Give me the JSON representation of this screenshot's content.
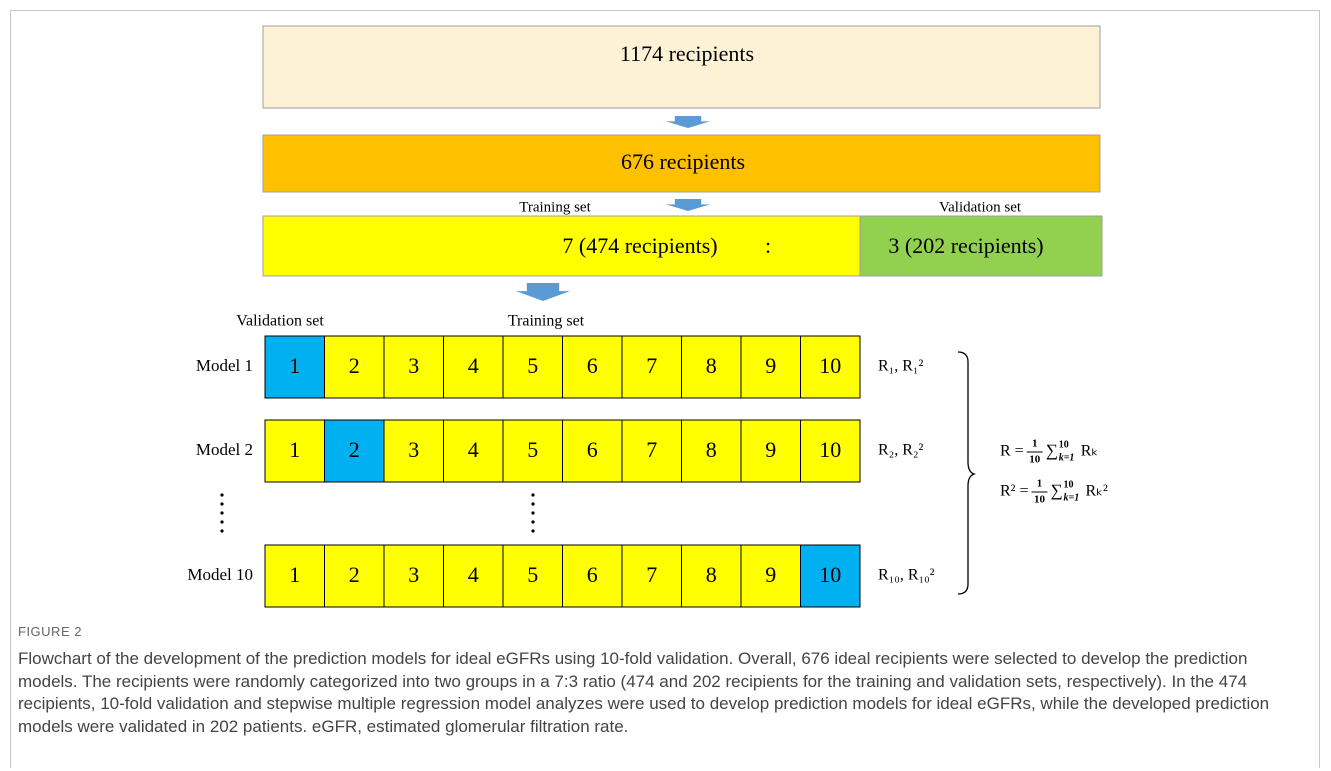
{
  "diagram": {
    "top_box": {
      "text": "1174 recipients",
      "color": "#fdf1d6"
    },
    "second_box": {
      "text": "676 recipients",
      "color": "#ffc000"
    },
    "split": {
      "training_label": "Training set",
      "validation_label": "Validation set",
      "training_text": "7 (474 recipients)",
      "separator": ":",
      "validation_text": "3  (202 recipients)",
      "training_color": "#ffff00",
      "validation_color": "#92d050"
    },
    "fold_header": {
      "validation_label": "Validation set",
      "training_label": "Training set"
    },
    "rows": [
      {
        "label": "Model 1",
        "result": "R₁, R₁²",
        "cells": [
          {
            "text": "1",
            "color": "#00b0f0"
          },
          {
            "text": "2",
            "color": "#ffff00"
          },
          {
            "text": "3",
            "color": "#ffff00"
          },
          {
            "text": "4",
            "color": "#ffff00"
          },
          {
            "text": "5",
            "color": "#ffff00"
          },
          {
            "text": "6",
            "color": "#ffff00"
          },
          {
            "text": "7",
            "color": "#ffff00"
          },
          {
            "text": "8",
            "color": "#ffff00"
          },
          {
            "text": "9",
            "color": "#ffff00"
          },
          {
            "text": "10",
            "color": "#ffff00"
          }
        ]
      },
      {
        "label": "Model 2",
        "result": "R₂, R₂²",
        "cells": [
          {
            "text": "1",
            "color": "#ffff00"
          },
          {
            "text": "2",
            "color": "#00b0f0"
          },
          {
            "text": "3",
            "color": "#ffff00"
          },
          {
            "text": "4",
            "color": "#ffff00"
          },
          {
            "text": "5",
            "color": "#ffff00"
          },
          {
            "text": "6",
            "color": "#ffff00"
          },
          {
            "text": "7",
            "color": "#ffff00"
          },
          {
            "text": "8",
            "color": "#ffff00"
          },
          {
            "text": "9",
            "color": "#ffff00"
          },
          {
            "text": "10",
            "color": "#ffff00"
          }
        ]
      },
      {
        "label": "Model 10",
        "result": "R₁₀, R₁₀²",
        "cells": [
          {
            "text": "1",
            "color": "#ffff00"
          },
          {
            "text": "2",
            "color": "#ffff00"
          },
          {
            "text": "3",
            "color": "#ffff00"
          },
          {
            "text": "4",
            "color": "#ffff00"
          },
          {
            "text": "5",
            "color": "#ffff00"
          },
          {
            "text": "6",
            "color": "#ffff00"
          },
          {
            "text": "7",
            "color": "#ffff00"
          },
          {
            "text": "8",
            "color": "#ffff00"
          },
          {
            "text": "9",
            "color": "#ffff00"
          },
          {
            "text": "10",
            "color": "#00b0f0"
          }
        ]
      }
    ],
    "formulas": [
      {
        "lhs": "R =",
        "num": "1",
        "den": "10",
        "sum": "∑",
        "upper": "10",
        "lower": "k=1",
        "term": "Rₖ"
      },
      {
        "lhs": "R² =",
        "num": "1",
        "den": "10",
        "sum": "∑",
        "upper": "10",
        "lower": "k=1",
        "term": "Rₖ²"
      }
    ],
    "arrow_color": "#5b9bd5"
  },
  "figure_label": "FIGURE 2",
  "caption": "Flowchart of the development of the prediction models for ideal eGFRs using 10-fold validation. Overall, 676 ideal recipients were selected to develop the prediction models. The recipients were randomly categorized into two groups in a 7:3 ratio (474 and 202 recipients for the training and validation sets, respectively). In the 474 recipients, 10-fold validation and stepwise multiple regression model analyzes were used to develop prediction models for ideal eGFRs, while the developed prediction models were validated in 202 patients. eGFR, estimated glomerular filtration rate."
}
━━━━━━━━
§ TASK BRIEF: Skip the pictures and transcribe the rest of the records exactly.

§ OUTPUT BELOW:
Give me the JSON representation of this screenshot's content.
{
  "diagram": {
    "top_box": {
      "text": "1174 recipients",
      "color": "#fdf1d6"
    },
    "second_box": {
      "text": "676 recipients",
      "color": "#ffc000"
    },
    "split": {
      "training_label": "Training set",
      "validation_label": "Validation set",
      "training_text": "7 (474 recipients)",
      "separator": ":",
      "validation_text": "3  (202 recipients)",
      "training_color": "#ffff00",
      "validation_color": "#92d050"
    },
    "fold_header": {
      "validation_label": "Validation set",
      "training_label": "Training set"
    },
    "rows": [
      {
        "label": "Model 1",
        "result": "R₁, R₁²",
        "cells": [
          {
            "text": "1",
            "color": "#00b0f0"
          },
          {
            "text": "2",
            "color": "#ffff00"
          },
          {
            "text": "3",
            "color": "#ffff00"
          },
          {
            "text": "4",
            "color": "#ffff00"
          },
          {
            "text": "5",
            "color": "#ffff00"
          },
          {
            "text": "6",
            "color": "#ffff00"
          },
          {
            "text": "7",
            "color": "#ffff00"
          },
          {
            "text": "8",
            "color": "#ffff00"
          },
          {
            "text": "9",
            "color": "#ffff00"
          },
          {
            "text": "10",
            "color": "#ffff00"
          }
        ]
      },
      {
        "label": "Model 2",
        "result": "R₂, R₂²",
        "cells": [
          {
            "text": "1",
            "color": "#ffff00"
          },
          {
            "text": "2",
            "color": "#00b0f0"
          },
          {
            "text": "3",
            "color": "#ffff00"
          },
          {
            "text": "4",
            "color": "#ffff00"
          },
          {
            "text": "5",
            "color": "#ffff00"
          },
          {
            "text": "6",
            "color": "#ffff00"
          },
          {
            "text": "7",
            "color": "#ffff00"
          },
          {
            "text": "8",
            "color": "#ffff00"
          },
          {
            "text": "9",
            "color": "#ffff00"
          },
          {
            "text": "10",
            "color": "#ffff00"
          }
        ]
      },
      {
        "label": "Model 10",
        "result": "R₁₀, R₁₀²",
        "cells": [
          {
            "text": "1",
            "color": "#ffff00"
          },
          {
            "text": "2",
            "color": "#ffff00"
          },
          {
            "text": "3",
            "color": "#ffff00"
          },
          {
            "text": "4",
            "color": "#ffff00"
          },
          {
            "text": "5",
            "color": "#ffff00"
          },
          {
            "text": "6",
            "color": "#ffff00"
          },
          {
            "text": "7",
            "color": "#ffff00"
          },
          {
            "text": "8",
            "color": "#ffff00"
          },
          {
            "text": "9",
            "color": "#ffff00"
          },
          {
            "text": "10",
            "color": "#00b0f0"
          }
        ]
      }
    ],
    "formulas": [
      {
        "lhs": "R =",
        "num": "1",
        "den": "10",
        "sum": "∑",
        "upper": "10",
        "lower": "k=1",
        "term": "Rₖ"
      },
      {
        "lhs": "R² =",
        "num": "1",
        "den": "10",
        "sum": "∑",
        "upper": "10",
        "lower": "k=1",
        "term": "Rₖ²"
      }
    ],
    "arrow_color": "#5b9bd5"
  },
  "figure_label": "FIGURE 2",
  "caption": "Flowchart of the development of the prediction models for ideal eGFRs using 10-fold validation. Overall, 676 ideal recipients were selected to develop the prediction models. The recipients were randomly categorized into two groups in a 7:3 ratio (474 and 202 recipients for the training and validation sets, respectively). In the 474 recipients, 10-fold validation and stepwise multiple regression model analyzes were used to develop prediction models for ideal eGFRs, while the developed prediction models were validated in 202 patients. eGFR, estimated glomerular filtration rate."
}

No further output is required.